:: Exercise aim ::
Give every entry again, word for word.

---------- Data extract ----------

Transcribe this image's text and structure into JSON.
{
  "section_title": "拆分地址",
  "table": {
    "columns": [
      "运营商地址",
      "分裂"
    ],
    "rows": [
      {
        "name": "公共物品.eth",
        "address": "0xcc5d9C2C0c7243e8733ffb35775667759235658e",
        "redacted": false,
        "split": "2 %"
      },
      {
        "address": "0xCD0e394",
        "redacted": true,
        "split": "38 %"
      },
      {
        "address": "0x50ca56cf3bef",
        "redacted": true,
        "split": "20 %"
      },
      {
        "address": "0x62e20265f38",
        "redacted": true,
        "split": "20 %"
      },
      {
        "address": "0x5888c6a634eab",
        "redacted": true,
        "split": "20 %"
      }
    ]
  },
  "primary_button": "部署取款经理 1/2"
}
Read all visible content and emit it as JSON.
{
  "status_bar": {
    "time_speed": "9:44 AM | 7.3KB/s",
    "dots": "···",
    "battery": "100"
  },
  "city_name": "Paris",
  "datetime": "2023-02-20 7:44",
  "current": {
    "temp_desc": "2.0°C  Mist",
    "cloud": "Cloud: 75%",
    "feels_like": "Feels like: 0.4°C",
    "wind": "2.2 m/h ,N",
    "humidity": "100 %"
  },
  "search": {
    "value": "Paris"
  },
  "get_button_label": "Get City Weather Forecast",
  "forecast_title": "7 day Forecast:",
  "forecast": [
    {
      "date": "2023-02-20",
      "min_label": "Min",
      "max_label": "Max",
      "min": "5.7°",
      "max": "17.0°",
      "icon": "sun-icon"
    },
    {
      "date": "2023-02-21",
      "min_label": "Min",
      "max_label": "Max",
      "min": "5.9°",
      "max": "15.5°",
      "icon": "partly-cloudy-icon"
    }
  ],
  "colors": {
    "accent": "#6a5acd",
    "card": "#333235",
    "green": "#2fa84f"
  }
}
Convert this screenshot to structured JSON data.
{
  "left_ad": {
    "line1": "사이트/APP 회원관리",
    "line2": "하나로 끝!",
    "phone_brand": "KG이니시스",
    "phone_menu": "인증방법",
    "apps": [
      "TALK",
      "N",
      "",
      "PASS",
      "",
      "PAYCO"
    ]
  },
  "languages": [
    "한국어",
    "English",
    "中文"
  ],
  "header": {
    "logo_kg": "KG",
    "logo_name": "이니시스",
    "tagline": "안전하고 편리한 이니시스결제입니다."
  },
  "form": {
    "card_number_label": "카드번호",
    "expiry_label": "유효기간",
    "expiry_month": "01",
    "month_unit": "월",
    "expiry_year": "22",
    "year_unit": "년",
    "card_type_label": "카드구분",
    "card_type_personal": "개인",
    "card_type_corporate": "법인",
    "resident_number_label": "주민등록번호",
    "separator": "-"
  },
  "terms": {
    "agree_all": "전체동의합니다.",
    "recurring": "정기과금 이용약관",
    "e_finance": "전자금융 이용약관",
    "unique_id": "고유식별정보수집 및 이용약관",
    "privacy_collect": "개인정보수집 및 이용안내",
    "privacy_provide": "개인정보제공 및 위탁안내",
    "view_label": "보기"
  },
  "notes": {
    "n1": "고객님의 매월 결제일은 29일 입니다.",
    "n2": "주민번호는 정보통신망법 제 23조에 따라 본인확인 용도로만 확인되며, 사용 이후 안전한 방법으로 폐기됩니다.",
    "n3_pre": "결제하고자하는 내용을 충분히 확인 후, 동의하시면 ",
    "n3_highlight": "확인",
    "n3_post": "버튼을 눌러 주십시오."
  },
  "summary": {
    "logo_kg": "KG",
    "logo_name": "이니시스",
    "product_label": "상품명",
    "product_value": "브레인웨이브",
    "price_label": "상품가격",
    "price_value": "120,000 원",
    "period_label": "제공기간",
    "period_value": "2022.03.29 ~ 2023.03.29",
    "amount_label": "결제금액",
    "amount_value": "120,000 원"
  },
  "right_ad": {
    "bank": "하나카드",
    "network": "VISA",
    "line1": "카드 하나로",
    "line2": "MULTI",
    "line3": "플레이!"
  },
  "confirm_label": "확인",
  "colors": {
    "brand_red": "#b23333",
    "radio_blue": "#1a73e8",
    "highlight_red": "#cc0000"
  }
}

----------

:: Correct result ::
Transcribe this image's text and structure into JSON.
{
  "section_title": "拆分地址",
  "table": {
    "columns": [
      "运营商地址",
      "分裂"
    ],
    "rows": [
      {
        "name": "公共物品.eth",
        "address": "0xcc5d9C2C0c7243e8733ffb35775667759235658e",
        "redacted": false,
        "split": "2 %"
      },
      {
        "address": "0xCD0e394",
        "redacted": true,
        "split": "38 %"
      },
      {
        "address": "0x50ca56cf3bef",
        "redacted": true,
        "split": "20 %"
      },
      {
        "address": "0x62e20265f38",
        "redacted": true,
        "split": "20 %"
      },
      {
        "address": "0x5888c6a634eab",
        "redacted": true,
        "split": "20 %"
      }
    ]
  },
  "primary_button": "部署取款经理 1/2"
}
Read all visible content and emit it as JSON.
{
  "status_bar": {
    "time_speed": "9:44 AM | 7.3KB/s",
    "dots": "···",
    "battery": "100"
  },
  "city_name": "Paris",
  "datetime": "2023-02-20 7:44",
  "current": {
    "temp_desc": "2.0°C  Mist",
    "cloud": "Cloud: 75%",
    "feels_like": "Feels like: 0.4°C",
    "wind": "2.2 m/h ,N",
    "humidity": "100 %"
  },
  "search": {
    "value": "Paris"
  },
  "get_button_label": "Get City Weather Forecast",
  "forecast_title": "7 day Forecast:",
  "forecast": [
    {
      "date": "2023-02-20",
      "min_label": "Min",
      "max_label": "Max",
      "min": "5.7°",
      "max": "17.0°",
      "icon": "sun-icon"
    },
    {
      "date": "2023-02-21",
      "min_label": "Min",
      "max_label": "Max",
      "min": "5.9°",
      "max": "15.5°",
      "icon": "partly-cloudy-icon"
    }
  ],
  "colors": {
    "accent": "#6a5acd",
    "card": "#333235",
    "green": "#2fa84f"
  }
}
Convert this screenshot to structured JSON data.
{
  "left_ad": {
    "line1": "사이트/APP 회원관리",
    "line2": "하나로 끝!",
    "phone_brand": "KG이니시스",
    "phone_menu": "인증방법",
    "apps": [
      "TALK",
      "N",
      "",
      "PASS",
      "",
      "PAYCO"
    ]
  },
  "languages": [
    "한국어",
    "English",
    "中文"
  ],
  "header": {
    "logo_kg": "KG",
    "logo_name": "이니시스",
    "tagline": "안전하고 편리한 이니시스결제입니다."
  },
  "form": {
    "card_number_label": "카드번호",
    "expiry_label": "유효기간",
    "expiry_month": "01",
    "month_unit": "월",
    "expiry_year": "22",
    "year_unit": "년",
    "card_type_label": "카드구분",
    "card_type_personal": "개인",
    "card_type_corporate": "법인",
    "resident_number_label": "주민등록번호",
    "separator": "-"
  },
  "terms": {
    "agree_all": "전체동의합니다.",
    "recurring": "정기과금 이용약관",
    "e_finance": "전자금융 이용약관",
    "unique_id": "고유식별정보수집 및 이용약관",
    "privacy_collect": "개인정보수집 및 이용안내",
    "privacy_provide": "개인정보제공 및 위탁안내",
    "view_label": "보기"
  },
  "notes": {
    "n1": "고객님의 매월 결제일은 29일 입니다.",
    "n2": "주민번호는 정보통신망법 제 23조에 따라 본인확인 용도로만 확인되며, 사용 이후 안전한 방법으로 폐기됩니다.",
    "n3_pre": "결제하고자하는 내용을 충분히 확인 후, 동의하시면 ",
    "n3_highlight": "확인",
    "n3_post": "버튼을 눌러 주십시오."
  },
  "summary": {
    "logo_kg": "KG",
    "logo_name": "이니시스",
    "product_label": "상품명",
    "product_value": "브레인웨이브",
    "price_label": "상품가격",
    "price_value": "120,000 원",
    "period_label": "제공기간",
    "period_value": "2022.03.29 ~ 2023.03.29",
    "amount_label": "결제금액",
    "amount_value": "120,000 원"
  },
  "right_ad": {
    "bank": "하나카드",
    "network": "VISA",
    "line1": "카드 하나로",
    "line2": "MULTI",
    "line3": "플레이!"
  },
  "confirm_label": "확인",
  "colors": {
    "brand_red": "#b23333",
    "radio_blue": "#1a73e8",
    "highlight_red": "#cc0000"
  }
}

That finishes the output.